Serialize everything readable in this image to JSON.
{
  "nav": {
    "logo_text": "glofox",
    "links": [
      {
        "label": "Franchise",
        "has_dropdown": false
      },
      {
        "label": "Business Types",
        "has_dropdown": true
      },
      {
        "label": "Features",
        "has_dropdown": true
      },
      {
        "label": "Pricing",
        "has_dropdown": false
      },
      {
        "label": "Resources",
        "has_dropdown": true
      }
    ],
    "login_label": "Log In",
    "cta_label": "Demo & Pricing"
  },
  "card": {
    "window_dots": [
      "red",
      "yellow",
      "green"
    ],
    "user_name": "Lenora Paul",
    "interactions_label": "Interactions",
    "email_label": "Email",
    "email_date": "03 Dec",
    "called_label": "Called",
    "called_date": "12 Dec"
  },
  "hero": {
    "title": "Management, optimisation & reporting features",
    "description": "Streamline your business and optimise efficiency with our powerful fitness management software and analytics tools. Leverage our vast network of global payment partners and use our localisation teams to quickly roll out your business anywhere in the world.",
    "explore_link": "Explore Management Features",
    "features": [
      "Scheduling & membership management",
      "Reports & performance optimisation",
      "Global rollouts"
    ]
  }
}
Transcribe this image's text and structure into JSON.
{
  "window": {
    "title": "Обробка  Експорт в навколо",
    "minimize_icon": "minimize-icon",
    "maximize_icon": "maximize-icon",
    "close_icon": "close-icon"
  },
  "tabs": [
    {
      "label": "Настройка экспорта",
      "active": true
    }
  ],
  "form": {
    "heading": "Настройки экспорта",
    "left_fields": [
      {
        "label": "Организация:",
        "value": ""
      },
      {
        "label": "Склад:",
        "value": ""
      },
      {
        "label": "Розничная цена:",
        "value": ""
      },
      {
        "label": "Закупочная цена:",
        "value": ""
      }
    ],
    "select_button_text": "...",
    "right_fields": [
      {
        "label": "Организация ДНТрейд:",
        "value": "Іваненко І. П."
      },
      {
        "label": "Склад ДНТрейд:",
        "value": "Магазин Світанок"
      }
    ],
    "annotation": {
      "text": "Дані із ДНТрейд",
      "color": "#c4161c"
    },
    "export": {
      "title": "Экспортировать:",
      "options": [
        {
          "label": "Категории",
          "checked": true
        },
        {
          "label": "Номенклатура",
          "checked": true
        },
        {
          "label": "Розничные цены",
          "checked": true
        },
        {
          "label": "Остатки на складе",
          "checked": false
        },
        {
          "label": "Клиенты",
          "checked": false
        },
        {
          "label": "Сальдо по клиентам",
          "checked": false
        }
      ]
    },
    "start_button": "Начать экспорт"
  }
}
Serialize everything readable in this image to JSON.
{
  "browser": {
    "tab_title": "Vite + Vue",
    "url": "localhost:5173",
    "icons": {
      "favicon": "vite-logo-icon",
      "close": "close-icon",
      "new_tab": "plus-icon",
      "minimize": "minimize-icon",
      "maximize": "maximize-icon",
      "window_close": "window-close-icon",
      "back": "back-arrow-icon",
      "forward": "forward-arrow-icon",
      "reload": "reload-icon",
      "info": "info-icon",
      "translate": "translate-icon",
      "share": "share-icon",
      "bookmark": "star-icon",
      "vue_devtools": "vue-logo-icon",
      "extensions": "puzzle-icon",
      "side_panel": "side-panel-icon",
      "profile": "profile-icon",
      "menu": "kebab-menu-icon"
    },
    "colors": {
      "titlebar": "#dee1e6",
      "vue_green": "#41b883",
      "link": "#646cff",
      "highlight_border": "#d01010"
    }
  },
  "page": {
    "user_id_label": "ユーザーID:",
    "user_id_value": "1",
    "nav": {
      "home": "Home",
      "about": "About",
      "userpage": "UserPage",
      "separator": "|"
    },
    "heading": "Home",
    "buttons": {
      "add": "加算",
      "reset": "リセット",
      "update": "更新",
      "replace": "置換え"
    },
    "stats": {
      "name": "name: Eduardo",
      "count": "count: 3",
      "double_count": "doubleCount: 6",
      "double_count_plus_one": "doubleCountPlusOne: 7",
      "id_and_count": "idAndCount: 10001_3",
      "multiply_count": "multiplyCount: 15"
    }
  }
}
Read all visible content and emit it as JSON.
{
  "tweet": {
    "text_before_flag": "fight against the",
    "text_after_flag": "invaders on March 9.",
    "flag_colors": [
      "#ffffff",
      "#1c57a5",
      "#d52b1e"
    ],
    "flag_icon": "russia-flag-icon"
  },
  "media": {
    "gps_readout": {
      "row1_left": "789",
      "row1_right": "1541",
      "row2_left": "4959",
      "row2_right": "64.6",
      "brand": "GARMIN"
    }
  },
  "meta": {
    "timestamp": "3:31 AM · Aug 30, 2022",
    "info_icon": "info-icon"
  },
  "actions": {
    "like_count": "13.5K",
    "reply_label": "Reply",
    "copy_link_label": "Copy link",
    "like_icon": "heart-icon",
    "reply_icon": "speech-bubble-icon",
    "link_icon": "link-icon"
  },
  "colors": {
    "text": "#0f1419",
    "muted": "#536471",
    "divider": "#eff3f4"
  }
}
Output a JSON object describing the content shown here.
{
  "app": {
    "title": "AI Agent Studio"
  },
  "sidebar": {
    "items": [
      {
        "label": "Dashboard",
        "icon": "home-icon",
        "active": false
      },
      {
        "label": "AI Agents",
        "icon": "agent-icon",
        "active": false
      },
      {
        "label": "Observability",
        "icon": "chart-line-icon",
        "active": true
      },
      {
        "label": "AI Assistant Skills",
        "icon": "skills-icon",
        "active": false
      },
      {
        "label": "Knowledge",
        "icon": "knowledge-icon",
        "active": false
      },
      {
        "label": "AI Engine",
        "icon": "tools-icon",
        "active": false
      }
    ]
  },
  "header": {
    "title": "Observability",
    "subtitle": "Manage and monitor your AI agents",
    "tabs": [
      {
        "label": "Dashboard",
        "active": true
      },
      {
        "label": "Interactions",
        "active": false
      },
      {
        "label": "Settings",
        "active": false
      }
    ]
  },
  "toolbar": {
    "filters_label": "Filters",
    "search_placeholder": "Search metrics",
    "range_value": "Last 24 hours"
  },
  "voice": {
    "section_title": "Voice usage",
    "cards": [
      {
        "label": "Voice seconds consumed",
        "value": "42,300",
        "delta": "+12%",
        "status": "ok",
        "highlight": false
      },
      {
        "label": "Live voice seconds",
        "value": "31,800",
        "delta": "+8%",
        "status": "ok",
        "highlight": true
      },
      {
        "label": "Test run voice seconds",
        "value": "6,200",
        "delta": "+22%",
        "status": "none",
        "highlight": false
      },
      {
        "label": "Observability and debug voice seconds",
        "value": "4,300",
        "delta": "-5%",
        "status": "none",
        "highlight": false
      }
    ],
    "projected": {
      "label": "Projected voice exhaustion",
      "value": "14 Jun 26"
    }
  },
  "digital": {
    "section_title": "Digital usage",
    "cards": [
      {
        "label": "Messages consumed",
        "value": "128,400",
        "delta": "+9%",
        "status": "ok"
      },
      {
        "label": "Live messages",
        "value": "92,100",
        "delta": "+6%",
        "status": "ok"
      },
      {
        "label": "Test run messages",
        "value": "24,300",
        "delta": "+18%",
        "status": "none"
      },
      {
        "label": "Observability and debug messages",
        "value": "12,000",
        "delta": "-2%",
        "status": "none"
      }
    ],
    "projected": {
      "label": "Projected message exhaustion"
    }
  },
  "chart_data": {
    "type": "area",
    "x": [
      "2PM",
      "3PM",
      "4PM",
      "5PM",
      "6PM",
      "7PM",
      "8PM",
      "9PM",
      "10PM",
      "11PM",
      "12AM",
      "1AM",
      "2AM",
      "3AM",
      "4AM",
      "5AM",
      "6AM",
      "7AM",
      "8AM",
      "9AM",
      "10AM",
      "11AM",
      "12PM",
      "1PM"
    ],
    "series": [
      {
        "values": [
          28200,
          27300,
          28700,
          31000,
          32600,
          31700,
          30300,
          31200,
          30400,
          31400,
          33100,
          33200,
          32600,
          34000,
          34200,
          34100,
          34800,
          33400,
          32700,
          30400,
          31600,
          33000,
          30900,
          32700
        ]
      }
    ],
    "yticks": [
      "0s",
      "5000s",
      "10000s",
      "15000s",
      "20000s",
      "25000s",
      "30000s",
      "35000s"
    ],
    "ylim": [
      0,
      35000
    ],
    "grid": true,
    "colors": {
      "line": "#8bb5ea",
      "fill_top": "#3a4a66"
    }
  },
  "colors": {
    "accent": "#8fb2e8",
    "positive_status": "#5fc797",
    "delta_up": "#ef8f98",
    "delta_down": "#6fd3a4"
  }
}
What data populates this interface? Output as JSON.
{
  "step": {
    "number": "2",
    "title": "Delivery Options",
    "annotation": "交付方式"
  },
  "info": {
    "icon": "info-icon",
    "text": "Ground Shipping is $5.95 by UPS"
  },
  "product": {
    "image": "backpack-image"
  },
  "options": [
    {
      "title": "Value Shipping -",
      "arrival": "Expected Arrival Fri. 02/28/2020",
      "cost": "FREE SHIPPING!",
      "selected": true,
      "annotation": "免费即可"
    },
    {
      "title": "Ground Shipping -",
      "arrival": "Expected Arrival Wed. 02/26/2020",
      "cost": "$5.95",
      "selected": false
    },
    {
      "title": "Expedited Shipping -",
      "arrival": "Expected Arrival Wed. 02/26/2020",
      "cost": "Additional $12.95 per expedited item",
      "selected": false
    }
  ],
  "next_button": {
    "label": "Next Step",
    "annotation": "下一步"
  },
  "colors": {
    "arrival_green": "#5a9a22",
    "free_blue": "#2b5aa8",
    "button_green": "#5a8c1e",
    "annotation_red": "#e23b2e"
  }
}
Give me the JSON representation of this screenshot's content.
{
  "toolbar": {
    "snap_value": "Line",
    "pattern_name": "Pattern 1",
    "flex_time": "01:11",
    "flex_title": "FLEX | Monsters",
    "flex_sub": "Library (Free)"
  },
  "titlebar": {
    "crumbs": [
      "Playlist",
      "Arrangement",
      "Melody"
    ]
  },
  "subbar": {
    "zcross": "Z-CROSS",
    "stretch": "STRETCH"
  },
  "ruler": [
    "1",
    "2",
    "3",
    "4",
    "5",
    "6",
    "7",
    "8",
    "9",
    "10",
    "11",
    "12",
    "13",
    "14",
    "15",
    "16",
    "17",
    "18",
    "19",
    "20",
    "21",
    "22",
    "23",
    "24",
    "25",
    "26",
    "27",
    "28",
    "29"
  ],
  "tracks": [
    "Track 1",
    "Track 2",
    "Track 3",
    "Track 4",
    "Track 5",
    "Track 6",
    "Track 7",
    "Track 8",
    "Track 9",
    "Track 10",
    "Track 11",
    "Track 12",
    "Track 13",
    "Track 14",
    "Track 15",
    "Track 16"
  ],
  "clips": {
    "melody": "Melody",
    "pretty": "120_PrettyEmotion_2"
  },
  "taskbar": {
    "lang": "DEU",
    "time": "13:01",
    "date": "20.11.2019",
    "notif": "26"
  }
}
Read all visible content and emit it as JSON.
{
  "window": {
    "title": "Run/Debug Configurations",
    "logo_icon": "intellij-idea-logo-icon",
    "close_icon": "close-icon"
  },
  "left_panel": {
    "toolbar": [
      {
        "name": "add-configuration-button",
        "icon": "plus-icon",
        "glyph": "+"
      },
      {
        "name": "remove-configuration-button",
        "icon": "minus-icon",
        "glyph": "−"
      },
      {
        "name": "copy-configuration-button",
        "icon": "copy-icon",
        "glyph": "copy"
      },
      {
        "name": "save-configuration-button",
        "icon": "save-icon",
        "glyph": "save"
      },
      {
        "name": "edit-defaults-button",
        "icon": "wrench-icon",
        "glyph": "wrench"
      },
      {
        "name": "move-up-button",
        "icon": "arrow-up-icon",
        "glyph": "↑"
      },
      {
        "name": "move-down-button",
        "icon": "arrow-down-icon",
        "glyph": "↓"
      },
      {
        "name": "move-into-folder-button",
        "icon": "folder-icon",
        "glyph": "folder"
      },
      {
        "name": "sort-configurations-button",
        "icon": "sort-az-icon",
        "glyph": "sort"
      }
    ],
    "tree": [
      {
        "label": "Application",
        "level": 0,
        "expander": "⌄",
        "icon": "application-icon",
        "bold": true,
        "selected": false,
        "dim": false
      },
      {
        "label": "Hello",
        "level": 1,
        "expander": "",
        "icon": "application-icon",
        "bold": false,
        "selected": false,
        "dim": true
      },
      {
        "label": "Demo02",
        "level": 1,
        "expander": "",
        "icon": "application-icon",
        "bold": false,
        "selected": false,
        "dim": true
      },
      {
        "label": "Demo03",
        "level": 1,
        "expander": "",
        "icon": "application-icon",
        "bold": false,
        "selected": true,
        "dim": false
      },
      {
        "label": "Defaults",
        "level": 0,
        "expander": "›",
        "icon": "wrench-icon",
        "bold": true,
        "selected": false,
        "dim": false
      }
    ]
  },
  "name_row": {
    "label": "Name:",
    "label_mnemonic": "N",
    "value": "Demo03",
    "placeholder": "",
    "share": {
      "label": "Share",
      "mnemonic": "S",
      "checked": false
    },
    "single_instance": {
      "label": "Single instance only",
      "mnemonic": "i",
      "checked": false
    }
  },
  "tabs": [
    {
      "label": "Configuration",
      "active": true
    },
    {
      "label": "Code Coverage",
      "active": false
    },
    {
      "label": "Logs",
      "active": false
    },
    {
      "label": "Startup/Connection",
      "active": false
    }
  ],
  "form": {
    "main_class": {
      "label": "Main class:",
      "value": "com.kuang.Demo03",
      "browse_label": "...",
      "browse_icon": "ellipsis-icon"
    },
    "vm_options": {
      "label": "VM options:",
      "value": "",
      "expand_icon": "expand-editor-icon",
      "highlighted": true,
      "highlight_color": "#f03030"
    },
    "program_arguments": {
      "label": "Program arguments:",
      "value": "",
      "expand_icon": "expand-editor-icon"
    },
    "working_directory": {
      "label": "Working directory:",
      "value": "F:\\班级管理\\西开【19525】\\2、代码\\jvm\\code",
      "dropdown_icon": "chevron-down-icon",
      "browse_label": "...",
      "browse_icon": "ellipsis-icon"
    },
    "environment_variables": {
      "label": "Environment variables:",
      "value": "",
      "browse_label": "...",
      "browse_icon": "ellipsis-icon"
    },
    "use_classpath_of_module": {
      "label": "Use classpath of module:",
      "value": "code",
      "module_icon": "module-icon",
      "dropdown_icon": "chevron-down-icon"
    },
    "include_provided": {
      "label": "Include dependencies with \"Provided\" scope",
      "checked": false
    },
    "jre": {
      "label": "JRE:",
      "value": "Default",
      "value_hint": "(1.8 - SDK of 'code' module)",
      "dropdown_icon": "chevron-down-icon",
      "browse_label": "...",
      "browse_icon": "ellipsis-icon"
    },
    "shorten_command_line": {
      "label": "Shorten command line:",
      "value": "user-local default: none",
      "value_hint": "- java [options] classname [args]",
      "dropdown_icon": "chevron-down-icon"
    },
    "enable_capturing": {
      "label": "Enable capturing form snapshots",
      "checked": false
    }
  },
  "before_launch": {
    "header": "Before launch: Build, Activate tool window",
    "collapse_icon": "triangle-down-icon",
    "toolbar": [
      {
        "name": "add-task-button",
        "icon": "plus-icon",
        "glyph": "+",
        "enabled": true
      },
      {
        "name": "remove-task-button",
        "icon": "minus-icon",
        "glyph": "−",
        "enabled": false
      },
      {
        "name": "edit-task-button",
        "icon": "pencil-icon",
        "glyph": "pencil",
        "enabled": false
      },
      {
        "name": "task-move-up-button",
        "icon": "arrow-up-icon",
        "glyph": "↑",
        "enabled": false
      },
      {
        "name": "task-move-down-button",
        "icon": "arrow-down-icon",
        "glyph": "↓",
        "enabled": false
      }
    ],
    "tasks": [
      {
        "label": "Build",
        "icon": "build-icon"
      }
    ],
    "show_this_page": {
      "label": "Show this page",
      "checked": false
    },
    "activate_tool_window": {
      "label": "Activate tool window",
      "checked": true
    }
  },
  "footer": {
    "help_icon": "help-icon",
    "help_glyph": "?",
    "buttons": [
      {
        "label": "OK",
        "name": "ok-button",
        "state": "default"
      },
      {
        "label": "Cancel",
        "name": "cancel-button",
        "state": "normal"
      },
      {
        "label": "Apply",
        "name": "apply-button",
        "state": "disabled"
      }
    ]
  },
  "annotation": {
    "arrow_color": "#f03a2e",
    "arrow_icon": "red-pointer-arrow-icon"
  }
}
- - -
**TASK DESCRIPTION**
In the lines above, find each one with "exhaustion" and list it.

**FINAL RESULT**
      "label": "Projected voice exhaustion",
      "label": "Projected message exhaustion"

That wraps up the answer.